Dataset rows about figures
=-=-=-=-=

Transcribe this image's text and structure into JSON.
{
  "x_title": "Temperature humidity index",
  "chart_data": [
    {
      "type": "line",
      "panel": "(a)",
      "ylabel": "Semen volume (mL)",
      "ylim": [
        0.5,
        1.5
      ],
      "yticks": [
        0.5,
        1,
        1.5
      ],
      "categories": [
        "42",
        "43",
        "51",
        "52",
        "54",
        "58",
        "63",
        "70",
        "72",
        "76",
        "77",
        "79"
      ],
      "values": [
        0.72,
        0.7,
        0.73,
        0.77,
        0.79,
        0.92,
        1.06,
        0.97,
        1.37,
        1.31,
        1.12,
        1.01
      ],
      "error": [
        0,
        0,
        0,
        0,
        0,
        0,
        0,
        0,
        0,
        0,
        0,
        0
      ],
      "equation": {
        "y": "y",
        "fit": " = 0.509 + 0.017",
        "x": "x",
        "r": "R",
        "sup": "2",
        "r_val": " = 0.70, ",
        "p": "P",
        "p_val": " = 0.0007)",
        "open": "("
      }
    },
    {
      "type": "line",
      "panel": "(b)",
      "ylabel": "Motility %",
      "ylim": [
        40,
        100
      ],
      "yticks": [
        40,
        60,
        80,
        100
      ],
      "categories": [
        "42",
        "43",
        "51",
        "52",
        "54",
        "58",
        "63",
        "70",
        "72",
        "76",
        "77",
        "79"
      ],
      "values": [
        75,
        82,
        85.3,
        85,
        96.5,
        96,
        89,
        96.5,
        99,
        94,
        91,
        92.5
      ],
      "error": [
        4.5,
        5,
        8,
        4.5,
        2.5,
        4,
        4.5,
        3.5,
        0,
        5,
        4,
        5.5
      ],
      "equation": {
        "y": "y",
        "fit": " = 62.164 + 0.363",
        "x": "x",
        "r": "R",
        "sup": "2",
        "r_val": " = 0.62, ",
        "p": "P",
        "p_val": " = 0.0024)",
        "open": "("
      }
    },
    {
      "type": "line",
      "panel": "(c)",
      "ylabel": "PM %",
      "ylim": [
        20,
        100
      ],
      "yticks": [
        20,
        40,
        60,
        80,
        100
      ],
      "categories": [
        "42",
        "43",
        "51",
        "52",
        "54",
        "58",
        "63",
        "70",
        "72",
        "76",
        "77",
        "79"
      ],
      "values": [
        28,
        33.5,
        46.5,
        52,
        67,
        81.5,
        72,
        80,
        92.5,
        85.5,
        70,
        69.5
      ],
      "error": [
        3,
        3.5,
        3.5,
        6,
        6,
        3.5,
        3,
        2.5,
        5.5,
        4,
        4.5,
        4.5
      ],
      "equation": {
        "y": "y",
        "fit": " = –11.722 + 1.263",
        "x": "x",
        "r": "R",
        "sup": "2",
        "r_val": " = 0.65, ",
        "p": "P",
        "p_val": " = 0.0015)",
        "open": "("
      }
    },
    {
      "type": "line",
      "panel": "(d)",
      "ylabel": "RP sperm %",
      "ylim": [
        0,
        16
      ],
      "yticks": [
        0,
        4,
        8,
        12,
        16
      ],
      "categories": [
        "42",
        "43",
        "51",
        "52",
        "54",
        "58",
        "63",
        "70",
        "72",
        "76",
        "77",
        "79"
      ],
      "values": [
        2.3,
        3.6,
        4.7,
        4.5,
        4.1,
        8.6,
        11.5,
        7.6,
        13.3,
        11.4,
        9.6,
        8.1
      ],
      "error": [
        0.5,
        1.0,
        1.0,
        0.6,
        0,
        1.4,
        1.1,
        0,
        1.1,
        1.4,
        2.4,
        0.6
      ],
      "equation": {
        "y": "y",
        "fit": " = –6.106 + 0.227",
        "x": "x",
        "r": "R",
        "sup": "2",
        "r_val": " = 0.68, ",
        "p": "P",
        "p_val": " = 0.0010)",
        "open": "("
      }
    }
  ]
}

=-=-=-=-=

Aim of the task
Restate the records, all of them, precisely as written.

The reply
Transcribe this image's text and structure into JSON.
{
  "x_title": "Temperature humidity index",
  "chart_data": [
    {
      "type": "line",
      "panel": "(a)",
      "ylabel": "Semen volume (mL)",
      "ylim": [
        0.5,
        1.5
      ],
      "yticks": [
        0.5,
        1,
        1.5
      ],
      "categories": [
        "42",
        "43",
        "51",
        "52",
        "54",
        "58",
        "63",
        "70",
        "72",
        "76",
        "77",
        "79"
      ],
      "values": [
        0.72,
        0.7,
        0.73,
        0.77,
        0.79,
        0.92,
        1.06,
        0.97,
        1.37,
        1.31,
        1.12,
        1.01
      ],
      "error": [
        0,
        0,
        0,
        0,
        0,
        0,
        0,
        0,
        0,
        0,
        0,
        0
      ],
      "equation": {
        "y": "y",
        "fit": " = 0.509 + 0.017",
        "x": "x",
        "r": "R",
        "sup": "2",
        "r_val": " = 0.70, ",
        "p": "P",
        "p_val": " = 0.0007)",
        "open": "("
      }
    },
    {
      "type": "line",
      "panel": "(b)",
      "ylabel": "Motility %",
      "ylim": [
        40,
        100
      ],
      "yticks": [
        40,
        60,
        80,
        100
      ],
      "categories": [
        "42",
        "43",
        "51",
        "52",
        "54",
        "58",
        "63",
        "70",
        "72",
        "76",
        "77",
        "79"
      ],
      "values": [
        75,
        82,
        85.3,
        85,
        96.5,
        96,
        89,
        96.5,
        99,
        94,
        91,
        92.5
      ],
      "error": [
        4.5,
        5,
        8,
        4.5,
        2.5,
        4,
        4.5,
        3.5,
        0,
        5,
        4,
        5.5
      ],
      "equation": {
        "y": "y",
        "fit": " = 62.164 + 0.363",
        "x": "x",
        "r": "R",
        "sup": "2",
        "r_val": " = 0.62, ",
        "p": "P",
        "p_val": " = 0.0024)",
        "open": "("
      }
    },
    {
      "type": "line",
      "panel": "(c)",
      "ylabel": "PM %",
      "ylim": [
        20,
        100
      ],
      "yticks": [
        20,
        40,
        60,
        80,
        100
      ],
      "categories": [
        "42",
        "43",
        "51",
        "52",
        "54",
        "58",
        "63",
        "70",
        "72",
        "76",
        "77",
        "79"
      ],
      "values": [
        28,
        33.5,
        46.5,
        52,
        67,
        81.5,
        72,
        80,
        92.5,
        85.5,
        70,
        69.5
      ],
      "error": [
        3,
        3.5,
        3.5,
        6,
        6,
        3.5,
        3,
        2.5,
        5.5,
        4,
        4.5,
        4.5
      ],
      "equation": {
        "y": "y",
        "fit": " = –11.722 + 1.263",
        "x": "x",
        "r": "R",
        "sup": "2",
        "r_val": " = 0.65, ",
        "p": "P",
        "p_val": " = 0.0015)",
        "open": "("
      }
    },
    {
      "type": "line",
      "panel": "(d)",
      "ylabel": "RP sperm %",
      "ylim": [
        0,
        16
      ],
      "yticks": [
        0,
        4,
        8,
        12,
        16
      ],
      "categories": [
        "42",
        "43",
        "51",
        "52",
        "54",
        "58",
        "63",
        "70",
        "72",
        "76",
        "77",
        "79"
      ],
      "values": [
        2.3,
        3.6,
        4.7,
        4.5,
        4.1,
        8.6,
        11.5,
        7.6,
        13.3,
        11.4,
        9.6,
        8.1
      ],
      "error": [
        0.5,
        1.0,
        1.0,
        0.6,
        0,
        1.4,
        1.1,
        0,
        1.1,
        1.4,
        2.4,
        0.6
      ],
      "equation": {
        "y": "y",
        "fit": " = –6.106 + 0.227",
        "x": "x",
        "r": "R",
        "sup": "2",
        "r_val": " = 0.68, ",
        "p": "P",
        "p_val": " = 0.0010)",
        "open": "("
      }
    }
  ]
}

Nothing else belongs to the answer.